THE EXERCISE | Copy out the listing below line for line, without changing anything.

SUPPLIED DATA |
------------------------------------
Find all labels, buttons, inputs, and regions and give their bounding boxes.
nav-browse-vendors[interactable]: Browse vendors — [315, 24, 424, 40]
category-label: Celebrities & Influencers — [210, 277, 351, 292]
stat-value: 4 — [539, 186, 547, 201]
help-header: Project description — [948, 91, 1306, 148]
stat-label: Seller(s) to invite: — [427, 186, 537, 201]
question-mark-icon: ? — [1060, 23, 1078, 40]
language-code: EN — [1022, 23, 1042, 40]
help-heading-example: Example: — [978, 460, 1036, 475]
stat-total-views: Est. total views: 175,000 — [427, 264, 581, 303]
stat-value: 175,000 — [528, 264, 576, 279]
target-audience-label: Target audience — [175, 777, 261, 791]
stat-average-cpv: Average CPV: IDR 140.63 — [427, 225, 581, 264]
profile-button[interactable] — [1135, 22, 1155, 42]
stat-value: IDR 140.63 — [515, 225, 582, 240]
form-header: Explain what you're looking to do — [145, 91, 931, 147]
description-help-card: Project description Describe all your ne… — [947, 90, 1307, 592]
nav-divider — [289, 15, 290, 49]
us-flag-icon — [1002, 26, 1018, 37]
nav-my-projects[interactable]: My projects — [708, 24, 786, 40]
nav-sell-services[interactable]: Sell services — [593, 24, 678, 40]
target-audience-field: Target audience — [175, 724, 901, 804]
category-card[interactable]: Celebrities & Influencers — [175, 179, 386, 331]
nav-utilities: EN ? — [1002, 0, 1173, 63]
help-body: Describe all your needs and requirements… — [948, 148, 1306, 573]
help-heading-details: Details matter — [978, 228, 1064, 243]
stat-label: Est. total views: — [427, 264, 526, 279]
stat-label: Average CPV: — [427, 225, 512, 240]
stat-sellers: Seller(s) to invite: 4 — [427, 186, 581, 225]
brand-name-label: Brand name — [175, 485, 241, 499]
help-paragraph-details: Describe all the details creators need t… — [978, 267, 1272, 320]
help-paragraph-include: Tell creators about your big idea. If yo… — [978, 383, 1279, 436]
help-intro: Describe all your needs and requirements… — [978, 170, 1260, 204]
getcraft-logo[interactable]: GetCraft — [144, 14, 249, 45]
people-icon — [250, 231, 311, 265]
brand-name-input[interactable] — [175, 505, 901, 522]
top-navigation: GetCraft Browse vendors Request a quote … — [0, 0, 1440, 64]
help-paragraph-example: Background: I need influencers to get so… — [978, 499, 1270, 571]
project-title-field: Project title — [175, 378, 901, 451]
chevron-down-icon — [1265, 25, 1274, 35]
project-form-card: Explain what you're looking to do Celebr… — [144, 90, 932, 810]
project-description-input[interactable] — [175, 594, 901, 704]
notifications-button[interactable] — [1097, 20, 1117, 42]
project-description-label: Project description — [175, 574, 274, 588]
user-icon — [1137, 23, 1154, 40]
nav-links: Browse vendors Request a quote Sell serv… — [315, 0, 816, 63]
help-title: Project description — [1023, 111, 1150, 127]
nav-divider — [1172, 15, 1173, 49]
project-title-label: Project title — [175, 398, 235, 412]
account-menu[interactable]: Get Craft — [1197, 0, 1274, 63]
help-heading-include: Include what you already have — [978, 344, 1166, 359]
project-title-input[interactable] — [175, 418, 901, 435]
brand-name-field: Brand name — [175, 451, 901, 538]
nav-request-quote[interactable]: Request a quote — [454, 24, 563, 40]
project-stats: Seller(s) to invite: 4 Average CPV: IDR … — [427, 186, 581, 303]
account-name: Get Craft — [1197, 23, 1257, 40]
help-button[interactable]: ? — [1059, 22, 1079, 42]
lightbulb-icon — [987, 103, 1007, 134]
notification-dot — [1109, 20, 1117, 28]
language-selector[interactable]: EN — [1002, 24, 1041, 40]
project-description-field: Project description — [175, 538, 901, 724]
------------------------------------
OUTPUT BELOW |
Find all labels, buttons, inputs, and regions and give their bounding boxes.
nav-browse-vendors[interactable]: Browse vendors — [315, 24, 424, 40]
category-label: Celebrities & Influencers — [210, 277, 351, 292]
stat-value: 4 — [539, 186, 547, 201]
help-header: Project description — [948, 91, 1306, 148]
stat-label: Seller(s) to invite: — [427, 186, 537, 201]
question-mark-icon: ? — [1060, 23, 1078, 40]
language-code: EN — [1022, 23, 1042, 40]
help-heading-example: Example: — [978, 460, 1036, 475]
stat-total-views: Est. total views: 175,000 — [427, 264, 581, 303]
stat-value: 175,000 — [528, 264, 576, 279]
target-audience-label: Target audience — [175, 777, 261, 791]
stat-average-cpv: Average CPV: IDR 140.63 — [427, 225, 581, 264]
profile-button[interactable] — [1135, 22, 1155, 42]
stat-value: IDR 140.63 — [515, 225, 582, 240]
form-header: Explain what you're looking to do — [145, 91, 931, 147]
description-help-card: Project description Describe all your ne… — [947, 90, 1307, 592]
nav-divider — [289, 15, 290, 49]
us-flag-icon — [1002, 26, 1018, 37]
nav-my-projects[interactable]: My projects — [708, 24, 786, 40]
nav-sell-services[interactable]: Sell services — [593, 24, 678, 40]
target-audience-field: Target audience — [175, 724, 901, 804]
category-card[interactable]: Celebrities & Influencers — [175, 179, 386, 331]
nav-utilities: EN ? — [1002, 0, 1173, 63]
help-body: Describe all your needs and requirements… — [948, 148, 1306, 573]
help-heading-details: Details matter — [978, 228, 1064, 243]
stat-label: Est. total views: — [427, 264, 526, 279]
stat-label: Average CPV: — [427, 225, 512, 240]
stat-sellers: Seller(s) to invite: 4 — [427, 186, 581, 225]
brand-name-label: Brand name — [175, 485, 241, 499]
help-paragraph-details: Describe all the details creators need t… — [978, 267, 1272, 320]
help-paragraph-include: Tell creators about your big idea. If yo… — [978, 383, 1279, 436]
help-intro: Describe all your needs and requirements… — [978, 170, 1260, 204]
getcraft-logo[interactable]: GetCraft — [144, 14, 249, 45]
people-icon — [250, 231, 311, 265]
brand-name-input[interactable] — [175, 505, 901, 522]
top-navigation: GetCraft Browse vendors Request a quote … — [0, 0, 1440, 64]
help-paragraph-example: Background: I need influencers to get so… — [978, 499, 1270, 571]
project-title-field: Project title — [175, 378, 901, 451]
chevron-down-icon — [1265, 25, 1274, 35]
project-form-card: Explain what you're looking to do Celebr… — [144, 90, 932, 810]
project-description-input[interactable] — [175, 594, 901, 704]
notifications-button[interactable] — [1097, 20, 1117, 42]
project-description-label: Project description — [175, 574, 274, 588]
user-icon — [1137, 23, 1154, 40]
nav-links: Browse vendors Request a quote Sell serv… — [315, 0, 816, 63]
help-title: Project description — [1023, 111, 1150, 127]
nav-divider — [1172, 15, 1173, 49]
project-title-label: Project title — [175, 398, 235, 412]
account-menu[interactable]: Get Craft — [1197, 0, 1274, 63]
help-heading-include: Include what you already have — [978, 344, 1166, 359]
project-title-input[interactable] — [175, 418, 901, 435]
brand-name-field: Brand name — [175, 451, 901, 538]
nav-request-quote[interactable]: Request a quote — [454, 24, 563, 40]
project-stats: Seller(s) to invite: 4 Average CPV: IDR … — [427, 186, 581, 303]
account-name: Get Craft — [1197, 23, 1257, 40]
help-button[interactable]: ? — [1059, 22, 1079, 42]
lightbulb-icon — [987, 103, 1007, 134]
notification-dot — [1109, 20, 1117, 28]
language-selector[interactable]: EN — [1002, 24, 1041, 40]
project-description-field: Project description — [175, 538, 901, 724]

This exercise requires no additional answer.